▶ [What you should do]
Select, from the material below, each line with "value" in it.

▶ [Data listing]

**********

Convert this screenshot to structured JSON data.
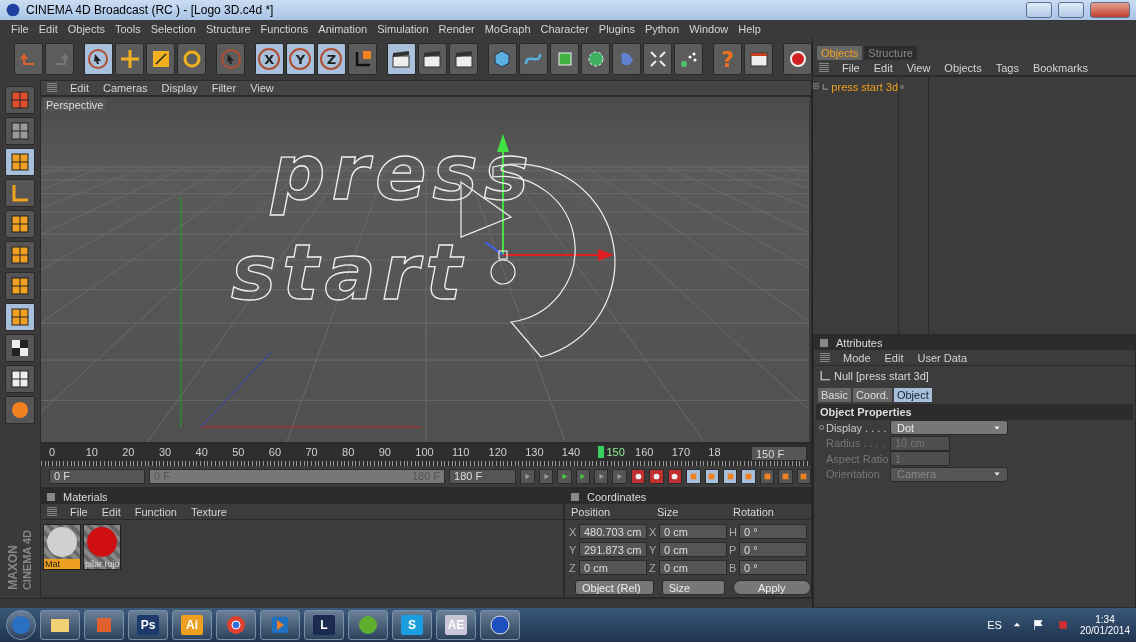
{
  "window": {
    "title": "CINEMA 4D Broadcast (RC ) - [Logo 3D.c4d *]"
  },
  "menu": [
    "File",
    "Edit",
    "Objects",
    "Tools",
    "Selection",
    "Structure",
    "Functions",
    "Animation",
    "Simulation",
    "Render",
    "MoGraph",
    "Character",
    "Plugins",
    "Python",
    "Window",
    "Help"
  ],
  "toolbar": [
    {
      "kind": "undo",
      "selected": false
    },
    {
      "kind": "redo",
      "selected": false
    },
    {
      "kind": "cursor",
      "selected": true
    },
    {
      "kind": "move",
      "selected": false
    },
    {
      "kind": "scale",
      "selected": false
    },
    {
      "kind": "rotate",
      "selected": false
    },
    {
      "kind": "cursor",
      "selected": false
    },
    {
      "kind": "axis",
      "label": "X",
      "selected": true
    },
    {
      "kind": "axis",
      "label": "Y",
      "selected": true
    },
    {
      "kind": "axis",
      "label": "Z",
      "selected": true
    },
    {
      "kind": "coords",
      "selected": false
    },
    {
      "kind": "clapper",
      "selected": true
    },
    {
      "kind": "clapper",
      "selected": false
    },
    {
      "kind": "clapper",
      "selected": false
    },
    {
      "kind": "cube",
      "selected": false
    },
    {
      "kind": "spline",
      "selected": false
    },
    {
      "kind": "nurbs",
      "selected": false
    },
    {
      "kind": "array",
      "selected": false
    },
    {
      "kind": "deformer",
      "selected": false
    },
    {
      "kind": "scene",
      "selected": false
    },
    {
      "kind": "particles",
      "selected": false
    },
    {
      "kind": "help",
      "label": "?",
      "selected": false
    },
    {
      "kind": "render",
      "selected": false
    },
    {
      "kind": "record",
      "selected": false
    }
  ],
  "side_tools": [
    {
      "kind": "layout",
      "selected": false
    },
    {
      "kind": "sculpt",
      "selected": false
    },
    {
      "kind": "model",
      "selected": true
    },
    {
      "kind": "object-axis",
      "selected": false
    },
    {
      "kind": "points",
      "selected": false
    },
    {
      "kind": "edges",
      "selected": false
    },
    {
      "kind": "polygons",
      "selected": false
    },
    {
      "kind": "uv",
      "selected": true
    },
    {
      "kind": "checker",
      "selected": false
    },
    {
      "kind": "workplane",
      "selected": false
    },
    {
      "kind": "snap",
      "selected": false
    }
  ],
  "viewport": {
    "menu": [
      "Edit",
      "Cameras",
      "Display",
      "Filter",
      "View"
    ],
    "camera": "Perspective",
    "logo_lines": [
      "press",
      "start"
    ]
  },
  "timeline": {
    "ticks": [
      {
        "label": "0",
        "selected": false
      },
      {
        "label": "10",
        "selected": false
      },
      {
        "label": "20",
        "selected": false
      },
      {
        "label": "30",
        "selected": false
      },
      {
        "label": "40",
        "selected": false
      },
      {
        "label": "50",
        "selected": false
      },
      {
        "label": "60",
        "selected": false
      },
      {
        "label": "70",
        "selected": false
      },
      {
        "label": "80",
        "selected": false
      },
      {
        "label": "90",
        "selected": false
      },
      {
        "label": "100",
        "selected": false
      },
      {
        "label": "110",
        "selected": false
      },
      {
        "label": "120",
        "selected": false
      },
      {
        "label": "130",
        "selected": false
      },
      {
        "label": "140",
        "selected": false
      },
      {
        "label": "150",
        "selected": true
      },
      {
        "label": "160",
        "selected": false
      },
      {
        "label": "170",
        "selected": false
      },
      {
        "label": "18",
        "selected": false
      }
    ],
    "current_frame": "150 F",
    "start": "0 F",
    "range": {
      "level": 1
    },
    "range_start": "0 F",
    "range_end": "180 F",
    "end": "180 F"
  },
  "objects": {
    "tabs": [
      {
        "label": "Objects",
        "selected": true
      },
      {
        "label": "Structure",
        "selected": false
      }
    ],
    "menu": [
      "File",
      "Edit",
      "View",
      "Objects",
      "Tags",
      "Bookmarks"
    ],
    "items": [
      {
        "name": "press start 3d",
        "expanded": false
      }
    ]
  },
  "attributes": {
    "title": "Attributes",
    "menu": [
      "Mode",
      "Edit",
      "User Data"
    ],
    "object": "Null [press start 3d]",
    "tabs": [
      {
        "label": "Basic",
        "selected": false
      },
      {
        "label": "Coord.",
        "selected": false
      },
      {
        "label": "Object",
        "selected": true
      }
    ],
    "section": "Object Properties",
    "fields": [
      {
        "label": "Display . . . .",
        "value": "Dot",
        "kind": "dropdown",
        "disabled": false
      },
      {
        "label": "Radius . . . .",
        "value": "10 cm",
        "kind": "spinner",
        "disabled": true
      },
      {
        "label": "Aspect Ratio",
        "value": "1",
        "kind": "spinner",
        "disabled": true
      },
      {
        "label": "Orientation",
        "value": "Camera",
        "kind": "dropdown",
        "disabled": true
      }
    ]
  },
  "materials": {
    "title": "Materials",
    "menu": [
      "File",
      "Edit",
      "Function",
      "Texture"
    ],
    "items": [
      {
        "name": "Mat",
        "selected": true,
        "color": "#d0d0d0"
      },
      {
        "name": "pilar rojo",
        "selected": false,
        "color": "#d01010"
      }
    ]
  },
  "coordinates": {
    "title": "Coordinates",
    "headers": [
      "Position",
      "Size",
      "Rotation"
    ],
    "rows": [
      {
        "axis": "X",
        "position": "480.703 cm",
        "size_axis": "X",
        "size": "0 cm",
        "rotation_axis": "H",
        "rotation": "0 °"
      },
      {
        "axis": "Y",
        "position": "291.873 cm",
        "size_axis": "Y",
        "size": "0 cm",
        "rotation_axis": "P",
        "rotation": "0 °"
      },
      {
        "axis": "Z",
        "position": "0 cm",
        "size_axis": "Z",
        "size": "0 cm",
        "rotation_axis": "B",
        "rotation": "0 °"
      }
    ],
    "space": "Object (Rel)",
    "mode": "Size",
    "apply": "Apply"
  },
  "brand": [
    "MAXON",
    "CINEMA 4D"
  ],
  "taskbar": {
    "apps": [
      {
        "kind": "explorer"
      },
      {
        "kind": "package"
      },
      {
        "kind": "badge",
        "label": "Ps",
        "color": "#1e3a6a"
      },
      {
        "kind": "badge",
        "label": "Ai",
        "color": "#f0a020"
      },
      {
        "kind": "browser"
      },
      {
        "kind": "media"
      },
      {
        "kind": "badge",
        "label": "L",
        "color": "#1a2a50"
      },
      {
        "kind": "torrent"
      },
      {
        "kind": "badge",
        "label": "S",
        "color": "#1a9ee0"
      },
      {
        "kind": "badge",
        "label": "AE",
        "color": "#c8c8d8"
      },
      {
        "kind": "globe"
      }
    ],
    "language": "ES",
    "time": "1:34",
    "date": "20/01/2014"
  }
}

**********

▶ [Solution to this problem]
        "value": "Dot",
        "value": "10 cm",
        "value": "1",
        "value": "Camera",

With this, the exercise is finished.